> _Work to be completed_:
All lines in the data bearing the string "name" should be identified and copied.

> _Input for this task_:
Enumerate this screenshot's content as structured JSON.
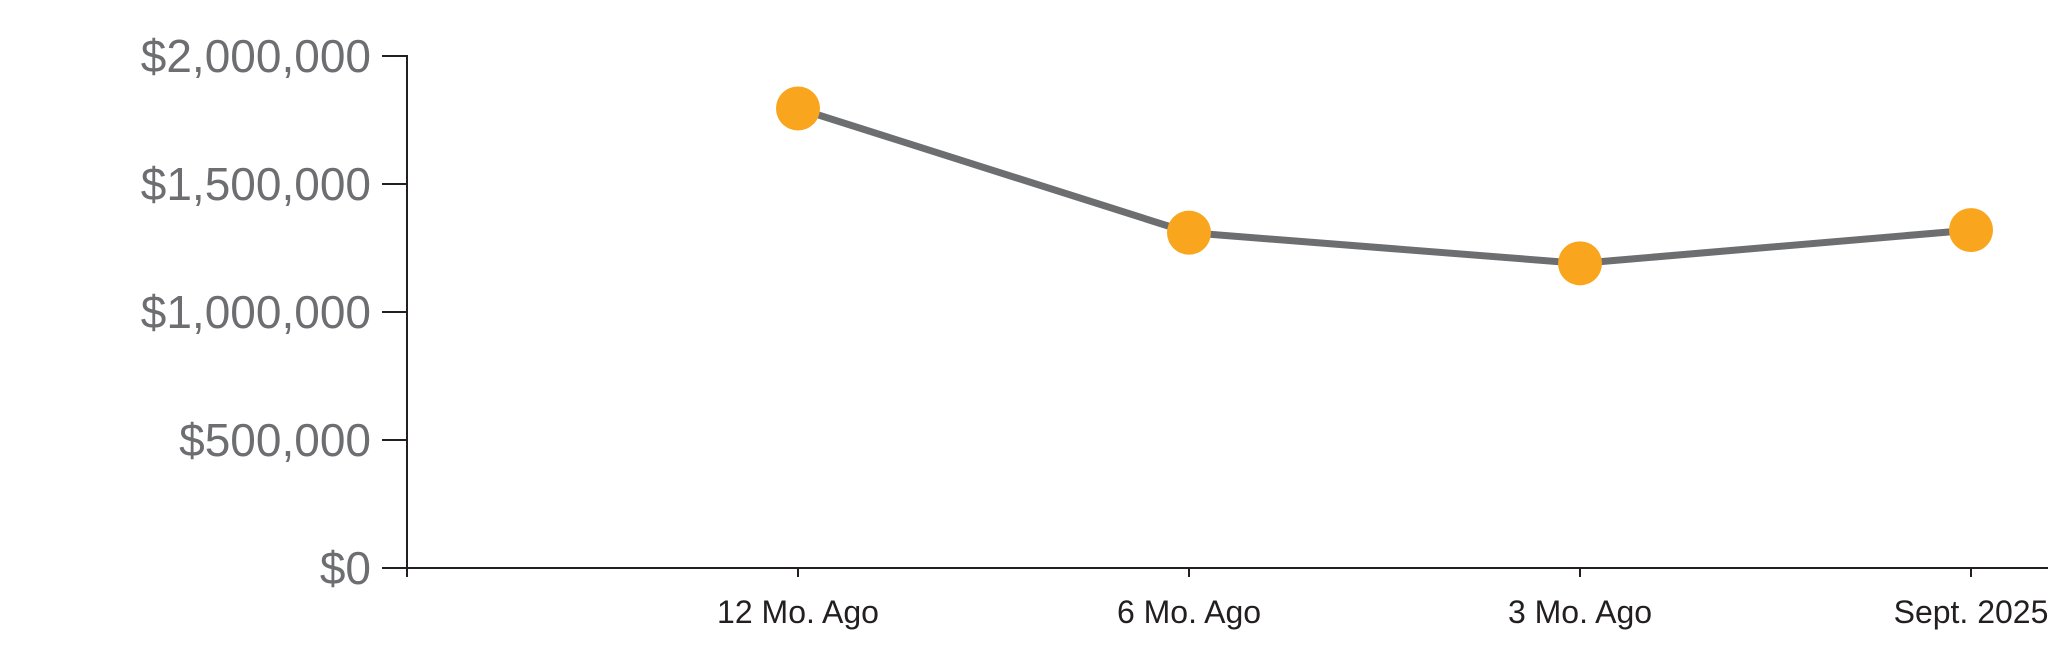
{
  "chart_data": {
    "type": "line",
    "title": "",
    "categories": [
      "12 Mo. Ago",
      "6 Mo. Ago",
      "3 Mo. Ago",
      "Sept. 2025"
    ],
    "series": [
      {
        "values": [
          1795000,
          1310000,
          1190000,
          1320000
        ]
      }
    ],
    "y_axis": {
      "range": [
        0,
        2000000
      ],
      "tick_interval": 500000,
      "ticks": [
        {
          "value": 2000000,
          "label": "$2,000,000"
        },
        {
          "value": 1500000,
          "label": "$1,500,000"
        },
        {
          "value": 1000000,
          "label": "$1,000,000"
        },
        {
          "value": 500000,
          "label": "$500,000"
        },
        {
          "value": 0,
          "label": "$0"
        }
      ]
    },
    "x_axis": {
      "ticks": [
        "12 Mo. Ago",
        "6 Mo. Ago",
        "3 Mo. Ago",
        "Sept. 2025"
      ]
    },
    "grid": false,
    "legend": false,
    "colors": {
      "marker": "#F9A51D",
      "line": "#6D6E70",
      "axis": "#231F20",
      "y_label": "#6D6E71",
      "x_label": "#231F20"
    }
  }
}
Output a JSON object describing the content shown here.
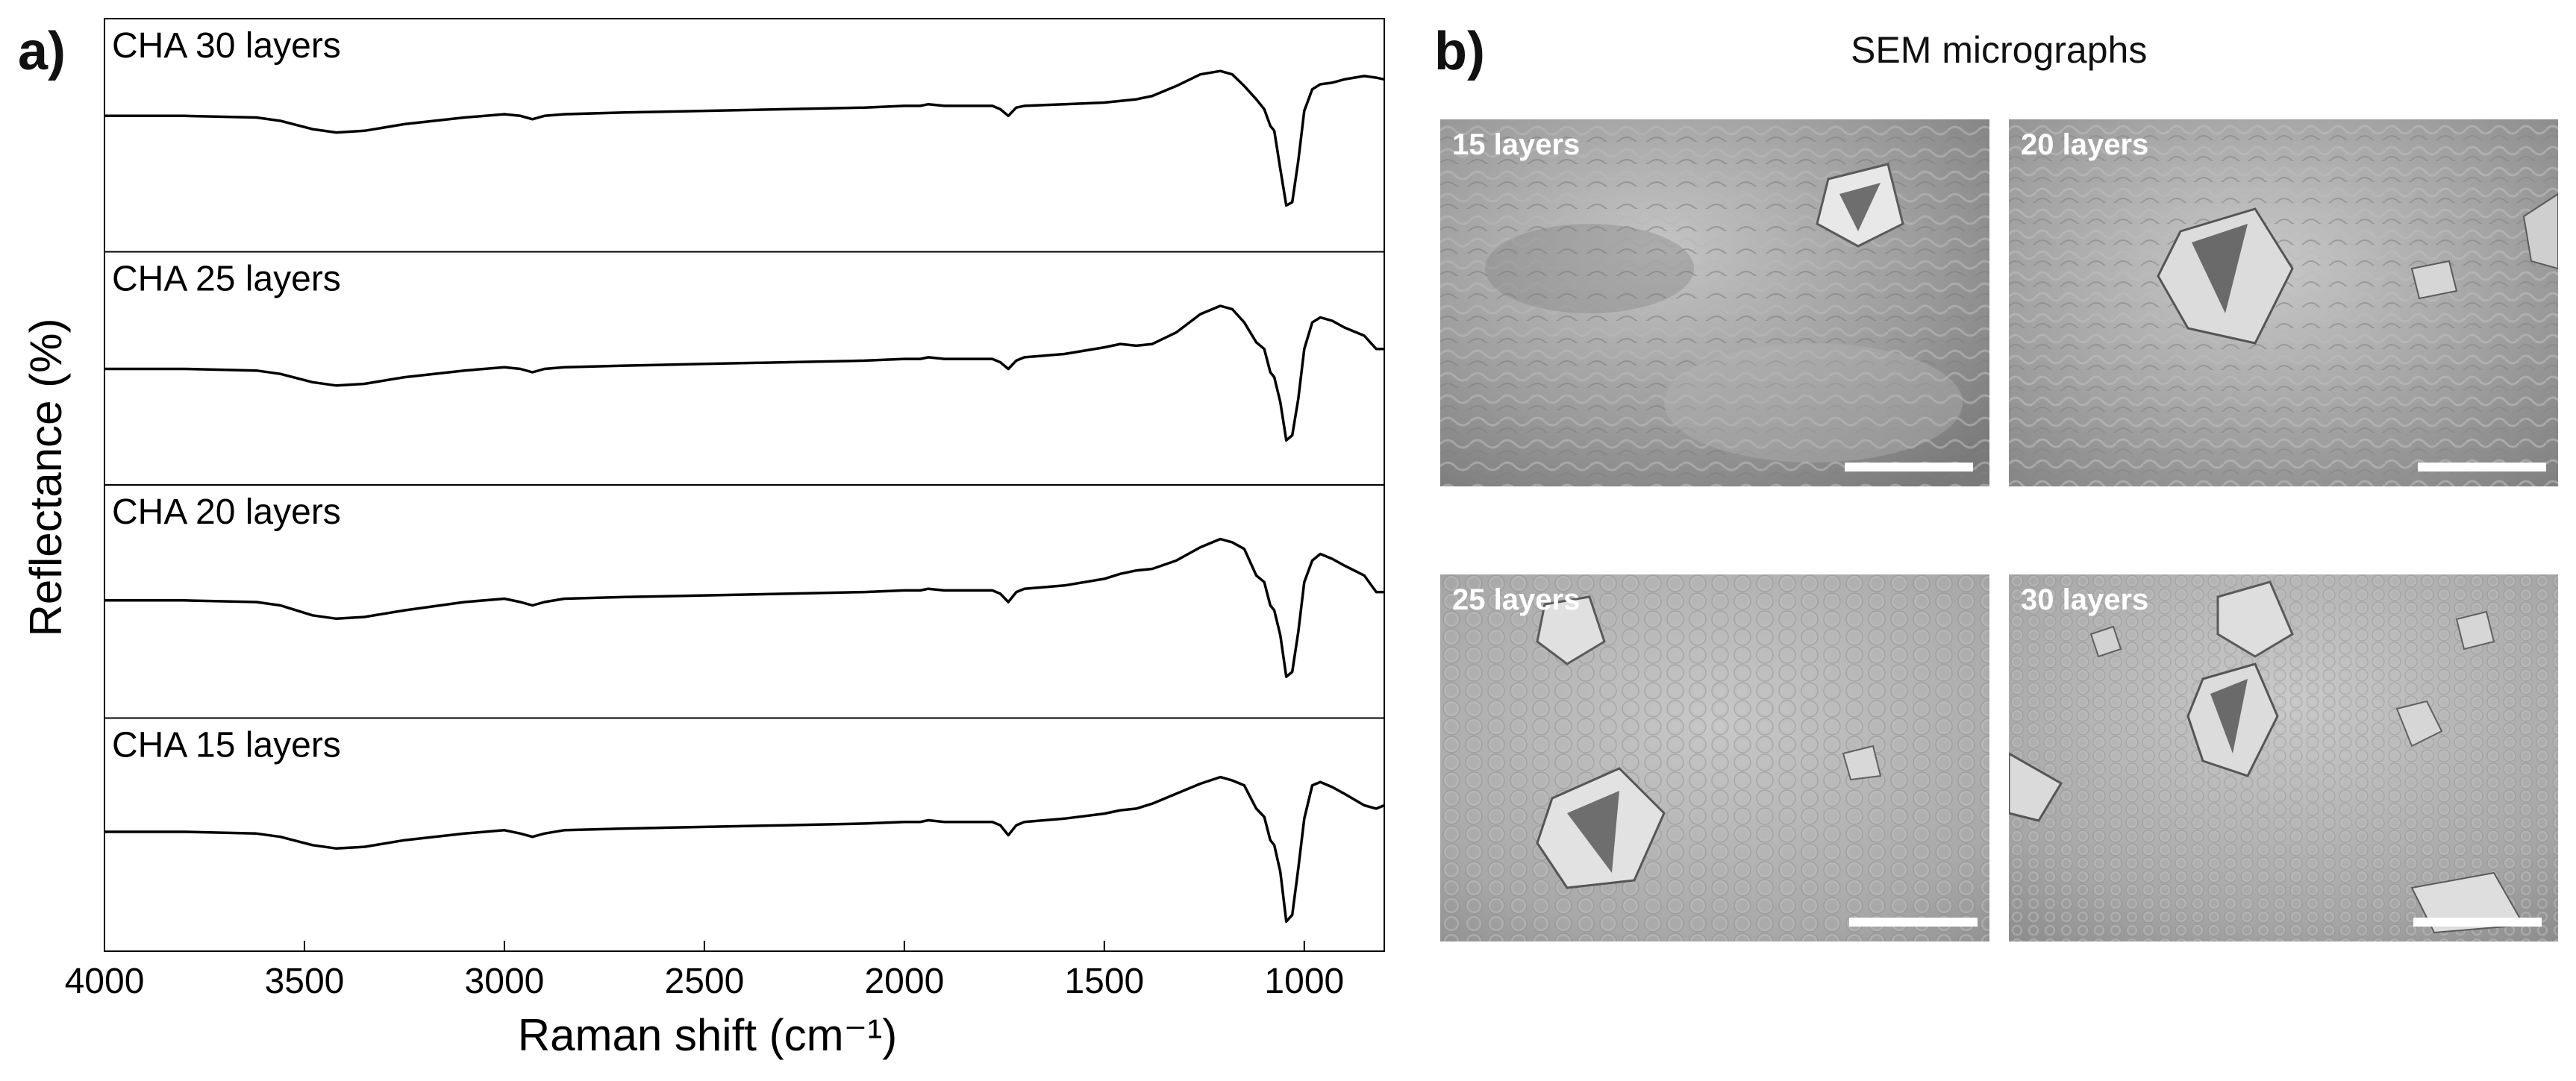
{
  "panel_a": {
    "letter": "a)"
  },
  "panel_b": {
    "letter": "b)",
    "title": "SEM micrographs",
    "images": [
      {
        "label": "15 layers"
      },
      {
        "label": "20 layers"
      },
      {
        "label": "25 layers"
      },
      {
        "label": "30 layers"
      }
    ]
  },
  "chart_data": {
    "type": "line",
    "title": "",
    "xlabel": "Raman shift (cm⁻¹)",
    "ylabel": "Reflectance (%)",
    "xlim": [
      4000,
      800
    ],
    "x_reversed": true,
    "x_ticks": [
      4000,
      3500,
      3000,
      2500,
      2000,
      1500,
      1000
    ],
    "y_ticks": false,
    "grid": false,
    "stacked_panels": true,
    "series": [
      {
        "name": "CHA 30 layers",
        "x": [
          4000,
          3800,
          3620,
          3560,
          3480,
          3420,
          3350,
          3250,
          3100,
          3000,
          2960,
          2930,
          2900,
          2850,
          2700,
          2500,
          2300,
          2100,
          2000,
          1960,
          1940,
          1900,
          1780,
          1760,
          1740,
          1720,
          1700,
          1600,
          1500,
          1420,
          1380,
          1320,
          1260,
          1210,
          1180,
          1150,
          1120,
          1100,
          1085,
          1075,
          1060,
          1045,
          1030,
          1015,
          1000,
          980,
          960,
          930,
          900,
          850,
          820,
          800
        ],
        "y": [
          72,
          72,
          71,
          69,
          64,
          62,
          63,
          67,
          71,
          73,
          72,
          70,
          72,
          73,
          74,
          75,
          76,
          77,
          78,
          78,
          79,
          78,
          78,
          76,
          72,
          77,
          78,
          79,
          80,
          82,
          84,
          90,
          97,
          99,
          97,
          90,
          82,
          76,
          66,
          63,
          40,
          18,
          20,
          45,
          75,
          88,
          91,
          92,
          94,
          96,
          95,
          94
        ]
      },
      {
        "name": "CHA 25 layers",
        "x": [
          4000,
          3800,
          3620,
          3560,
          3480,
          3420,
          3350,
          3250,
          3100,
          3000,
          2960,
          2930,
          2900,
          2850,
          2700,
          2500,
          2300,
          2100,
          2000,
          1960,
          1940,
          1900,
          1780,
          1760,
          1740,
          1720,
          1700,
          1600,
          1500,
          1460,
          1420,
          1380,
          1320,
          1260,
          1210,
          1180,
          1150,
          1120,
          1100,
          1085,
          1075,
          1060,
          1045,
          1030,
          1015,
          1000,
          980,
          960,
          930,
          900,
          850,
          820,
          800
        ],
        "y": [
          60,
          60,
          59,
          57,
          52,
          50,
          51,
          55,
          59,
          61,
          60,
          58,
          60,
          61,
          62,
          63,
          64,
          65,
          66,
          66,
          67,
          66,
          66,
          64,
          60,
          65,
          67,
          69,
          73,
          75,
          74,
          75,
          82,
          93,
          98,
          96,
          88,
          76,
          72,
          58,
          55,
          40,
          17,
          20,
          42,
          72,
          88,
          91,
          89,
          85,
          80,
          72,
          72
        ]
      },
      {
        "name": "CHA 20 layers",
        "x": [
          4000,
          3800,
          3620,
          3560,
          3480,
          3420,
          3350,
          3250,
          3100,
          3000,
          2960,
          2930,
          2900,
          2850,
          2700,
          2500,
          2300,
          2100,
          2000,
          1960,
          1940,
          1900,
          1780,
          1760,
          1740,
          1720,
          1700,
          1600,
          1500,
          1460,
          1420,
          1380,
          1320,
          1260,
          1210,
          1180,
          1150,
          1120,
          1100,
          1085,
          1075,
          1060,
          1045,
          1030,
          1015,
          1000,
          980,
          960,
          930,
          900,
          850,
          820,
          800
        ],
        "y": [
          61,
          61,
          60,
          58,
          52,
          50,
          51,
          55,
          60,
          62,
          60,
          58,
          60,
          62,
          63,
          64,
          65,
          66,
          67,
          67,
          68,
          67,
          67,
          65,
          60,
          66,
          68,
          70,
          74,
          77,
          79,
          80,
          85,
          93,
          98,
          96,
          92,
          76,
          72,
          58,
          55,
          40,
          15,
          18,
          42,
          72,
          85,
          89,
          86,
          82,
          76,
          66,
          66
        ]
      },
      {
        "name": "CHA 15 layers",
        "x": [
          4000,
          3800,
          3620,
          3560,
          3480,
          3420,
          3350,
          3250,
          3100,
          3000,
          2960,
          2930,
          2900,
          2850,
          2700,
          2500,
          2300,
          2100,
          2000,
          1960,
          1940,
          1900,
          1780,
          1760,
          1740,
          1720,
          1700,
          1600,
          1500,
          1460,
          1420,
          1380,
          1320,
          1260,
          1210,
          1180,
          1150,
          1120,
          1100,
          1085,
          1075,
          1060,
          1045,
          1030,
          1015,
          1000,
          980,
          960,
          930,
          900,
          850,
          820,
          800
        ],
        "y": [
          62,
          62,
          61,
          59,
          54,
          52,
          53,
          57,
          61,
          63,
          61,
          59,
          61,
          63,
          64,
          65,
          66,
          67,
          68,
          68,
          69,
          68,
          68,
          66,
          60,
          66,
          68,
          70,
          73,
          75,
          76,
          79,
          85,
          91,
          95,
          93,
          90,
          76,
          71,
          57,
          54,
          38,
          8,
          12,
          40,
          70,
          90,
          92,
          89,
          85,
          78,
          76,
          78
        ]
      }
    ]
  }
}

> _Answer below_:
        "name": "CHA 30 layers",
        "name": "CHA 25 layers",
        "name": "CHA 20 layers",
        "name": "CHA 15 layers",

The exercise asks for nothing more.